**WHAT THE EXERCISE ASKS**. Write the data out again exactly, dropping any images it holds.

----

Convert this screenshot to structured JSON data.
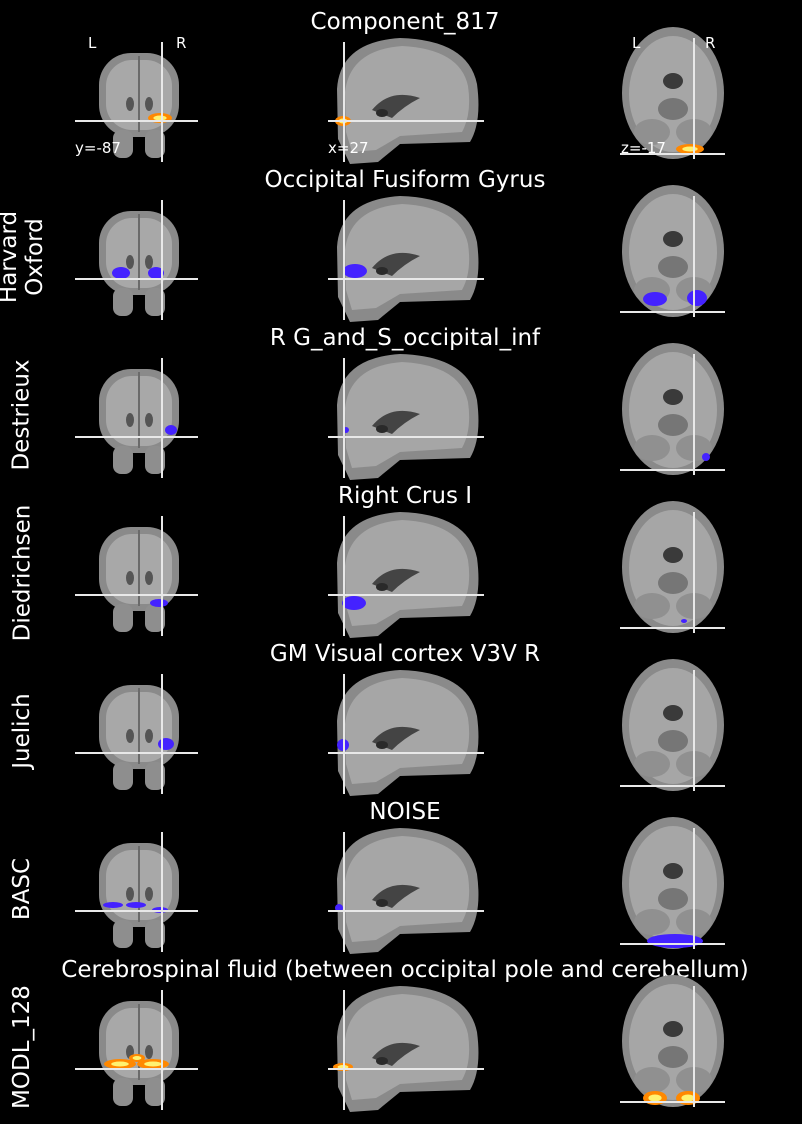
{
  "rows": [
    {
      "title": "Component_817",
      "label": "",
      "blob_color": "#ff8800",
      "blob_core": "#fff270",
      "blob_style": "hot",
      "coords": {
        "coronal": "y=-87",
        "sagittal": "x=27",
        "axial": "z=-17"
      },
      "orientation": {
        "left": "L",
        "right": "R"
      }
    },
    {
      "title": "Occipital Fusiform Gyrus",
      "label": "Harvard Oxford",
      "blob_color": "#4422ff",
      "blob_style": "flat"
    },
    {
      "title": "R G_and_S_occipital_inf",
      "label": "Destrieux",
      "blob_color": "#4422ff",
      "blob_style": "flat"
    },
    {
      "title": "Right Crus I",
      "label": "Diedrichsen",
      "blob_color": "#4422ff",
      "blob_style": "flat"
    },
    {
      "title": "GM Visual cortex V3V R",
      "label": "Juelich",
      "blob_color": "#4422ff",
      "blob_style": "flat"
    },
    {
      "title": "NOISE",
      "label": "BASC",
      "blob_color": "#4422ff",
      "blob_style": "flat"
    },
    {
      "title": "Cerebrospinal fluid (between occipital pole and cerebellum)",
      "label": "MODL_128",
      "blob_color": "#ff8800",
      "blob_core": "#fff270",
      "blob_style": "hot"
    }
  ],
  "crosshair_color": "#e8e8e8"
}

----

**WRITTEN REPLY**.
Convert this screenshot to structured JSON data.
{
  "rows": [
    {
      "title": "Component_817",
      "label": "",
      "blob_color": "#ff8800",
      "blob_core": "#fff270",
      "blob_style": "hot",
      "coords": {
        "coronal": "y=-87",
        "sagittal": "x=27",
        "axial": "z=-17"
      },
      "orientation": {
        "left": "L",
        "right": "R"
      }
    },
    {
      "title": "Occipital Fusiform Gyrus",
      "label": "Harvard Oxford",
      "blob_color": "#4422ff",
      "blob_style": "flat"
    },
    {
      "title": "R G_and_S_occipital_inf",
      "label": "Destrieux",
      "blob_color": "#4422ff",
      "blob_style": "flat"
    },
    {
      "title": "Right Crus I",
      "label": "Diedrichsen",
      "blob_color": "#4422ff",
      "blob_style": "flat"
    },
    {
      "title": "GM Visual cortex V3V R",
      "label": "Juelich",
      "blob_color": "#4422ff",
      "blob_style": "flat"
    },
    {
      "title": "NOISE",
      "label": "BASC",
      "blob_color": "#4422ff",
      "blob_style": "flat"
    },
    {
      "title": "Cerebrospinal fluid (between occipital pole and cerebellum)",
      "label": "MODL_128",
      "blob_color": "#ff8800",
      "blob_core": "#fff270",
      "blob_style": "hot"
    }
  ],
  "crosshair_color": "#e8e8e8"
}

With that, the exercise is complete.